[Saved entries]
(begin)

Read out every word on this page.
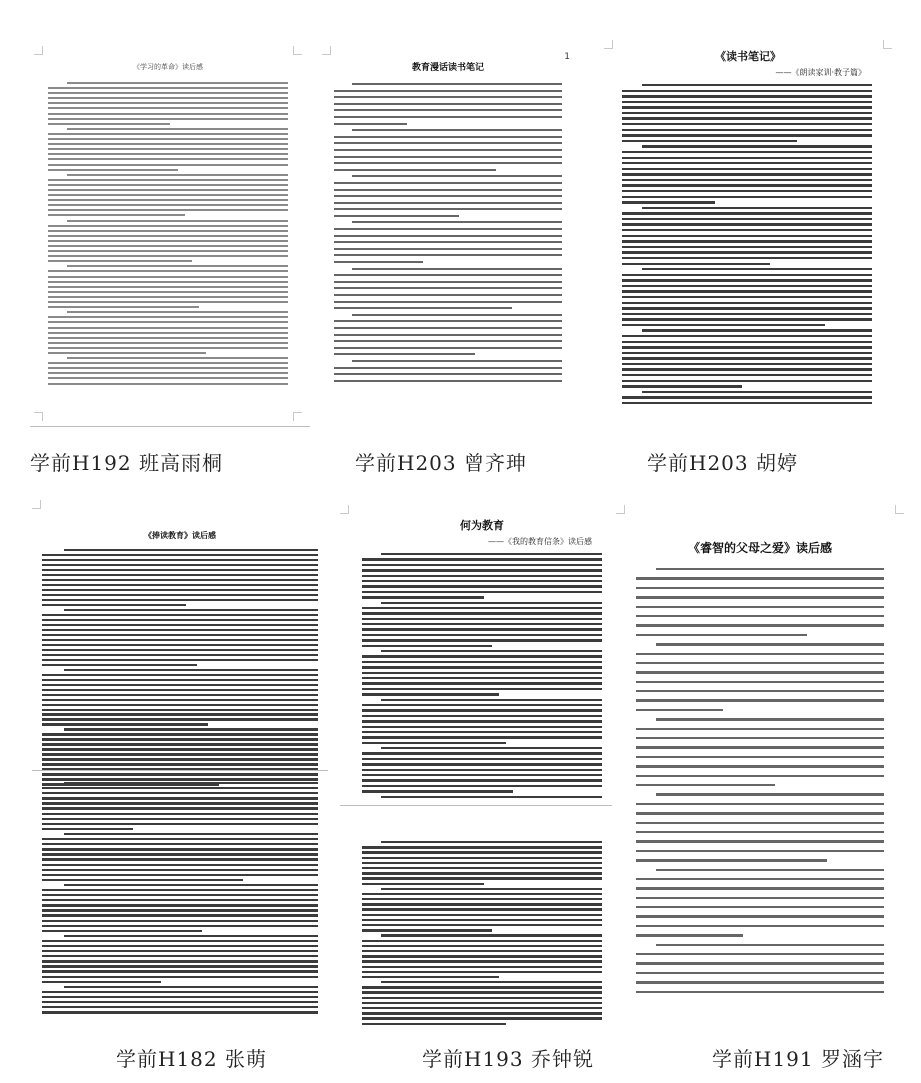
《学习的革命》读后感
学前H192 班高雨桐
1
教育漫话读书笔记
学前H203 曾齐珅
《读书笔记》
——《朗读家训·教子篇》
学前H203 胡婷
《捧读教育》读后感
学前H182 张萌
何为教育
——《我的教育信条》读后感
学前H193 乔钟锐
《睿智的父母之爱》读后感
学前H191 罗涵宇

(end)

**OBJECTIVE**
All records should be output exactly, with the pictures left out.

**ANSWER TO THE PROBLEM**
Read out every word on this page.
《学习的革命》读后感
学前H192 班高雨桐
1
教育漫话读书笔记
学前H203 曾齐珅
《读书笔记》
——《朗读家训·教子篇》
学前H203 胡婷
《捧读教育》读后感
学前H182 张萌
何为教育
——《我的教育信条》读后感
学前H193 乔钟锐
《睿智的父母之爱》读后感
学前H191 罗涵宇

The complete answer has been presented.